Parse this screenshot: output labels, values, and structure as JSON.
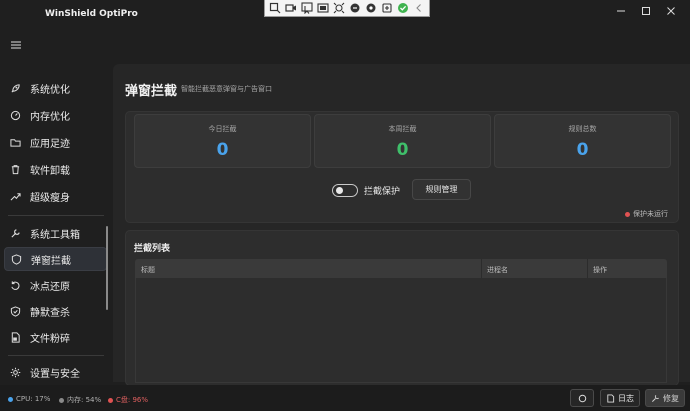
{
  "app": {
    "title": "WinShield OptiPro"
  },
  "sidebar": {
    "items": [
      {
        "label": "系统优化",
        "icon": "rocket-icon"
      },
      {
        "label": "内存优化",
        "icon": "gauge-icon"
      },
      {
        "label": "应用足迹",
        "icon": "folder-icon"
      },
      {
        "label": "软件卸载",
        "icon": "trash-icon"
      },
      {
        "label": "超级瘦身",
        "icon": "trend-icon"
      },
      {
        "label": "系统工具箱",
        "icon": "wrench-icon"
      },
      {
        "label": "弹窗拦截",
        "icon": "shield-icon",
        "active": true
      },
      {
        "label": "冰点还原",
        "icon": "restore-icon"
      },
      {
        "label": "静默查杀",
        "icon": "shield-check-icon"
      },
      {
        "label": "文件粉碎",
        "icon": "file-shred-icon"
      },
      {
        "label": "设置与安全",
        "icon": "gear-icon"
      }
    ]
  },
  "main": {
    "title": "弹窗拦截",
    "subtitle": "智能拦截恶意弹窗与广告窗口",
    "stats": [
      {
        "label": "今日拦截",
        "value": "0",
        "color": "#4aa3ec"
      },
      {
        "label": "本周拦截",
        "value": "0",
        "color": "#3fbf6a"
      },
      {
        "label": "规则总数",
        "value": "0",
        "color": "#4aa3ec"
      }
    ],
    "toggle_label": "拦截保护",
    "rules_button": "规则管理",
    "status_text": "保护未运行",
    "list": {
      "title": "拦截列表",
      "columns": [
        "标题",
        "进程名",
        "操作"
      ]
    }
  },
  "statusbar": {
    "cpu": "CPU: 17%",
    "mem": "内存: 54%",
    "disk": "C盘: 96%",
    "log_button": "日志",
    "repair_button": "修复"
  },
  "colors": {
    "accent": "#4aa3ec",
    "success": "#3fbf6a",
    "danger": "#e05252"
  }
}
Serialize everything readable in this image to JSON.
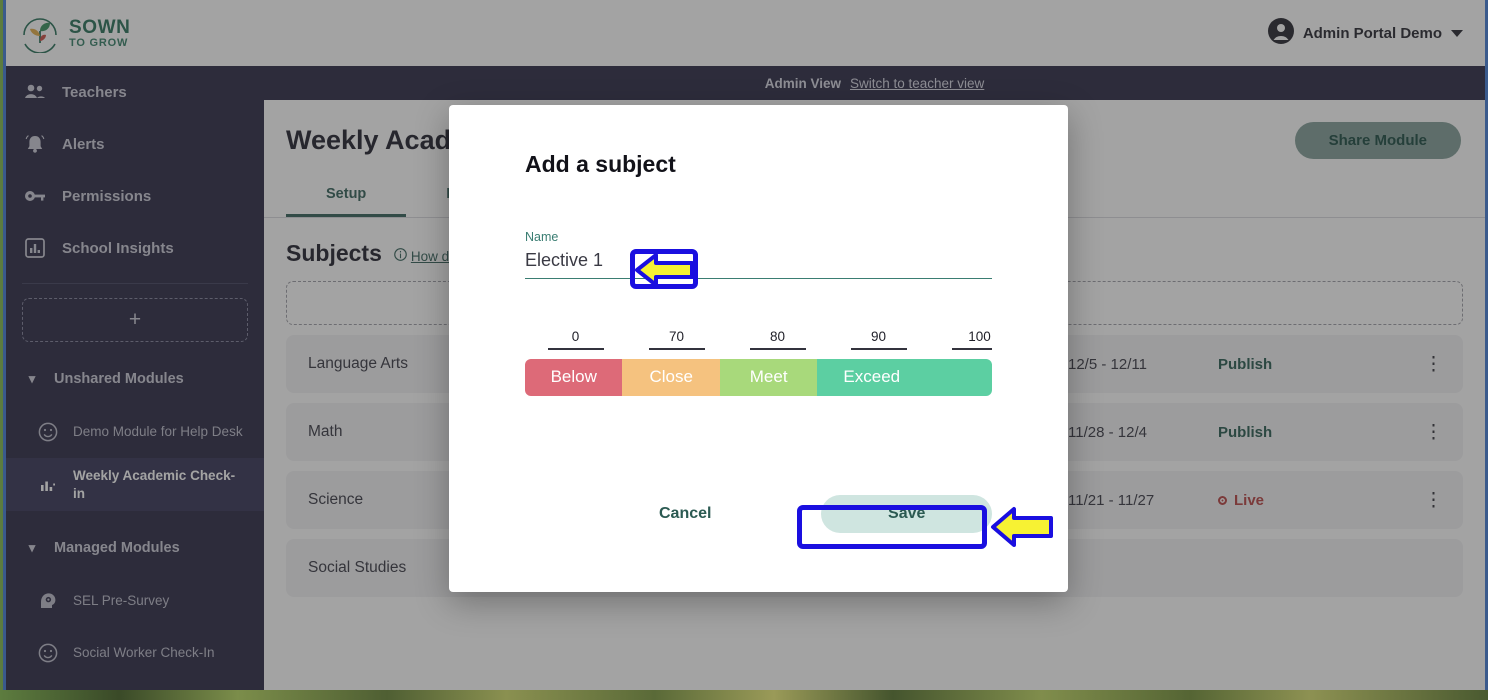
{
  "brand": {
    "name_line1": "SOWN",
    "name_line2": "TO GROW",
    "logo_icon": "plant-leaf-logo-icon"
  },
  "header": {
    "user_name": "Admin Portal Demo",
    "avatar_icon": "user-avatar-icon",
    "caret_icon": "chevron-down-icon"
  },
  "admin_bar": {
    "label": "Admin View",
    "switch_link": "Switch to teacher view"
  },
  "sidebar": {
    "items": [
      {
        "label": "Teachers",
        "icon": "people-icon"
      },
      {
        "label": "Alerts",
        "icon": "bell-icon"
      },
      {
        "label": "Permissions",
        "icon": "key-icon"
      },
      {
        "label": "School Insights",
        "icon": "bar-chart-icon"
      }
    ],
    "add_button": {
      "label": "+",
      "icon": "plus-icon"
    },
    "groups": [
      {
        "label": "Unshared Modules",
        "chevron": "chevron-down-icon",
        "items": [
          {
            "label": "Demo Module for Help Desk",
            "icon": "smiley-icon",
            "active": false
          },
          {
            "label": "Weekly Academic Check-in",
            "icon": "bar-chart-small-icon",
            "active": true
          }
        ]
      },
      {
        "label": "Managed Modules",
        "chevron": "chevron-down-icon",
        "items": [
          {
            "label": "SEL Pre-Survey",
            "icon": "head-brain-icon",
            "active": false
          },
          {
            "label": "Social Worker Check-In",
            "icon": "smiley-icon",
            "active": false
          }
        ]
      }
    ]
  },
  "main": {
    "page_title": "Weekly Academic Check-in",
    "share_button": "Share Module",
    "tabs": [
      {
        "label": "Setup",
        "active": true
      },
      {
        "label": "Results",
        "active": false
      }
    ],
    "subjects_section": {
      "title": "Subjects",
      "help_link": "How does this work?",
      "help_icon": "info-circle-icon",
      "add_row_label": "+",
      "add_row_icon": "plus-icon"
    },
    "table": {
      "rows": [
        {
          "subject": "Language Arts",
          "dates": "12/5 - 12/11",
          "status": "Publish",
          "status_type": "publish",
          "menu_icon": "kebab-menu-icon"
        },
        {
          "subject": "Math",
          "dates": "11/28 - 12/4",
          "status": "Publish",
          "status_type": "publish",
          "menu_icon": "kebab-menu-icon"
        },
        {
          "subject": "Science",
          "dates": "11/21 - 11/27",
          "status": "Live",
          "status_type": "live",
          "menu_icon": "kebab-menu-icon"
        },
        {
          "subject": "Social Studies",
          "dates": "",
          "status": "",
          "status_type": "none",
          "menu_icon": ""
        }
      ]
    }
  },
  "modal": {
    "title": "Add a subject",
    "name_field": {
      "label": "Name",
      "value": "Elective 1",
      "placeholder": ""
    },
    "scale": {
      "ticks": [
        "0",
        "70",
        "80",
        "90",
        "100"
      ],
      "bands": [
        {
          "label": "Below",
          "color": "#dd6a78"
        },
        {
          "label": "Close",
          "color": "#f5c27f"
        },
        {
          "label": "Meet",
          "color": "#a8d97b"
        },
        {
          "label": "Exceed",
          "color": "#5ccfa2"
        }
      ]
    },
    "cancel_button": "Cancel",
    "save_button": "Save"
  },
  "annotations": {
    "highlight_color": "#1a0fe0",
    "arrow_fill": "#f7f233",
    "targets": [
      "name-input",
      "save-button"
    ]
  }
}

## YOUR INSTRUCTIONS
Find out how many lines in the listing contain the string "Demo". Give the number alone.

## TASK RESULT
2